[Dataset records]
::::

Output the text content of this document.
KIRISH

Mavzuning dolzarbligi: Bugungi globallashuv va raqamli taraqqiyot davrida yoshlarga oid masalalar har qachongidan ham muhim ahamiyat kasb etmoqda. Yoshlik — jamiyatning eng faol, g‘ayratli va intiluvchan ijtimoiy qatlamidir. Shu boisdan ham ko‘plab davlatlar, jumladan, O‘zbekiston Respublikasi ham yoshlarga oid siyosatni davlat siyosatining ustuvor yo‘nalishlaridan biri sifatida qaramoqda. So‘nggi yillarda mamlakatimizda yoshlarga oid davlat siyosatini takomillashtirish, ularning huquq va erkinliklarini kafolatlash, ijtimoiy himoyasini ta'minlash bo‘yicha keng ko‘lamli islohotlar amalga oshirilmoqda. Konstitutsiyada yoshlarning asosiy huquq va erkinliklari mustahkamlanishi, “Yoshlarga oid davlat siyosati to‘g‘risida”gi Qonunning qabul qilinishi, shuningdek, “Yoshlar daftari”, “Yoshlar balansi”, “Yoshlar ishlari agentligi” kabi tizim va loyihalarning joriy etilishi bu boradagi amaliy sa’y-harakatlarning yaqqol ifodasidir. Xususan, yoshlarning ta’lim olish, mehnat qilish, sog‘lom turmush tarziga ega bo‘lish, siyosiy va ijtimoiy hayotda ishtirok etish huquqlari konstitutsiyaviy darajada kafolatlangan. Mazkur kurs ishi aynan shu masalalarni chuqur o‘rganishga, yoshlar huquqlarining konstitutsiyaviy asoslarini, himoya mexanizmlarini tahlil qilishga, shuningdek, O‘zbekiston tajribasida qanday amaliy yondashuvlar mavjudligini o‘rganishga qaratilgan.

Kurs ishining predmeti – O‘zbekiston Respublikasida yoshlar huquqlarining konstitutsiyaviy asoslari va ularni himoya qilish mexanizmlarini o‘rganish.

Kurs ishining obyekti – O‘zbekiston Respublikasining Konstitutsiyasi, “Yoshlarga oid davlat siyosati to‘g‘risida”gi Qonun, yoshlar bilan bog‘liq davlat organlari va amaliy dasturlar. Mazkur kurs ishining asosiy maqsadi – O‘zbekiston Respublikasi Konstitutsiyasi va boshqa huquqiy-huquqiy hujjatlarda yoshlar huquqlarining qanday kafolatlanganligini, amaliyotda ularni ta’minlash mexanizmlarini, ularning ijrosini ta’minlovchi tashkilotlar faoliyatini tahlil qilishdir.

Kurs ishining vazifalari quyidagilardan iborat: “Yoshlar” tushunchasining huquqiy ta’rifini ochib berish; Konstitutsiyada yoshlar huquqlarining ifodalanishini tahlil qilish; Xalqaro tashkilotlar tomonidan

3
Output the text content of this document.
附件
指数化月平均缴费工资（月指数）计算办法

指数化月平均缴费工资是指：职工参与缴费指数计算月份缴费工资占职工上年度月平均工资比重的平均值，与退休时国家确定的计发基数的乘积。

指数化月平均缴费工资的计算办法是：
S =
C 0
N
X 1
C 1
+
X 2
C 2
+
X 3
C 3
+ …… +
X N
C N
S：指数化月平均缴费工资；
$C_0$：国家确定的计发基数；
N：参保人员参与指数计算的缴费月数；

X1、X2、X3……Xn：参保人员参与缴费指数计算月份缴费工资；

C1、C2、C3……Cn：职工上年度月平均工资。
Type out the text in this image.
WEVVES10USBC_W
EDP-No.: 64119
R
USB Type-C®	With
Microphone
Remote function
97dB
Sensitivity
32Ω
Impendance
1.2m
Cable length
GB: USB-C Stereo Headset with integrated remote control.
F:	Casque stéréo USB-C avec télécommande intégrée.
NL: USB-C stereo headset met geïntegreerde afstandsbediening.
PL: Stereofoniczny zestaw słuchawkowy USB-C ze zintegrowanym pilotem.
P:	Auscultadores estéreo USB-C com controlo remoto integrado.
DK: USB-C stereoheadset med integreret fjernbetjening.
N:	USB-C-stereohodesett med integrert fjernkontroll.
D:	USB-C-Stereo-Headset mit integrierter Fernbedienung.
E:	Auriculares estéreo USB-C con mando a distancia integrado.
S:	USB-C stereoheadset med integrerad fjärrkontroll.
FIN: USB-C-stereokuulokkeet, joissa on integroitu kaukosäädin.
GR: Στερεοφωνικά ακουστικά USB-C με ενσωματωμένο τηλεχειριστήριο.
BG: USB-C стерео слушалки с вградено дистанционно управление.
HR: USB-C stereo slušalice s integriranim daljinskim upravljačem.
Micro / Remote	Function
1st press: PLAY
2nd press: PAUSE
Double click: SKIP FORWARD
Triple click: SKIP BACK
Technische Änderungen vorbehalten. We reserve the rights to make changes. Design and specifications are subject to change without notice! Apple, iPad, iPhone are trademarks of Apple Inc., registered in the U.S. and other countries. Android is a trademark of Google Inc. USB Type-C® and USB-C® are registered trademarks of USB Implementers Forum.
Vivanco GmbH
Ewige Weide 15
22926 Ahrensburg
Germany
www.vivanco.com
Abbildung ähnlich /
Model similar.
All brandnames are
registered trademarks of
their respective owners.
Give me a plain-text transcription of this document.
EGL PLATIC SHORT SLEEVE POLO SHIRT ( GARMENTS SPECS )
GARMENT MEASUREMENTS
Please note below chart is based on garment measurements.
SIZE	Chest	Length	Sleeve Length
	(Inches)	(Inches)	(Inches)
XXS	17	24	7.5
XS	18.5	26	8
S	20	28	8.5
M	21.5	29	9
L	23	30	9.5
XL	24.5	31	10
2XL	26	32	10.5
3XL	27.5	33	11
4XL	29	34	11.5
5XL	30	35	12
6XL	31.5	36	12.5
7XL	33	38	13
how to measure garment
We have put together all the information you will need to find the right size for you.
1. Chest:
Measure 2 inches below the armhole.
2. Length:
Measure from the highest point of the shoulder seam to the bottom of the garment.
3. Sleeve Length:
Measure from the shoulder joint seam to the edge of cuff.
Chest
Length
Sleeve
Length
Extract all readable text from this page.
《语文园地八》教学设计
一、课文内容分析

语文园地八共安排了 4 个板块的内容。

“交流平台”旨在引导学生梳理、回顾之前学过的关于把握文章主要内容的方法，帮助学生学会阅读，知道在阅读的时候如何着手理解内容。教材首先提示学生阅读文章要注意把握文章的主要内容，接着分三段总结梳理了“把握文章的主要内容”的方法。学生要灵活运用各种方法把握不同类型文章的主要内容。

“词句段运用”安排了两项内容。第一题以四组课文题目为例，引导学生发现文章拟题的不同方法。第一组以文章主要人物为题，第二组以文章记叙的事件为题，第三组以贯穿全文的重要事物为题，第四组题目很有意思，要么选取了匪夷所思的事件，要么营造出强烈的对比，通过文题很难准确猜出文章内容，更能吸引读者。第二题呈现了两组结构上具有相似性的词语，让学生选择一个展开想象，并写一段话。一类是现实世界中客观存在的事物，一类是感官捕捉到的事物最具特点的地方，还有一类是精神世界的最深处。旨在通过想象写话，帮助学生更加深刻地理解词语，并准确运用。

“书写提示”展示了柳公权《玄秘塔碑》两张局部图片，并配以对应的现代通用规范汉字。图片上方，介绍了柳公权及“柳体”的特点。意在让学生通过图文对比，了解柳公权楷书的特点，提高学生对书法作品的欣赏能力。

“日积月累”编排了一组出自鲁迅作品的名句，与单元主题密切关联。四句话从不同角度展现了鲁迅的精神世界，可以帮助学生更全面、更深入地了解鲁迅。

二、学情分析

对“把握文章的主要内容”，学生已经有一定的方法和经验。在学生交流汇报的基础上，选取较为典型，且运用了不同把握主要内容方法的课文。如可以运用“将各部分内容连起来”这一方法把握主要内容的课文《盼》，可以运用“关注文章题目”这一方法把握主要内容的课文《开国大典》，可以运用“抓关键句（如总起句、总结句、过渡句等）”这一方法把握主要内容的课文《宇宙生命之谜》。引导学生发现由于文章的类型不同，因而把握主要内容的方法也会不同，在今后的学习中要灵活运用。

::::

### WHAT THE EXERCISE ASKS
Identify the lines of the entries containing the string "把握文章的主要内容". Copy each such line.

### EXPECTED ANSWER
“交流平台”旨在引导学生梳理、回顾之前学过的关于把握文章主要内容的方法，帮助学生学会阅读，知道在阅读的时候如何着手理解内容。教材首先提示学生阅读文章要注意把握文章的主要内容，接着分三段总结梳理了“把握文章的主要内容”的方法。学生要灵活运用各种方法把握不同类型文章的主要内容。
对“把握文章的主要内容”，学生已经有一定的方法和经验。在学生交流汇报的基础上，选取较为典型，且运用了不同把握主要内容方法的课文。如可以运用“将各部分内容连起来”这一方法把握主要内容的课文《盼》，可以运用“关注文章题目”这一方法把握主要内容的课文《开国大典》，可以运用“抓关键句（如总起句、总结句、过渡句等）”这一方法把握主要内容的课文《宇宙生命之谜》。引导学生发现由于文章的类型不同，因而把握主要内容的方法也会不同，在今后的学习中要灵活运用。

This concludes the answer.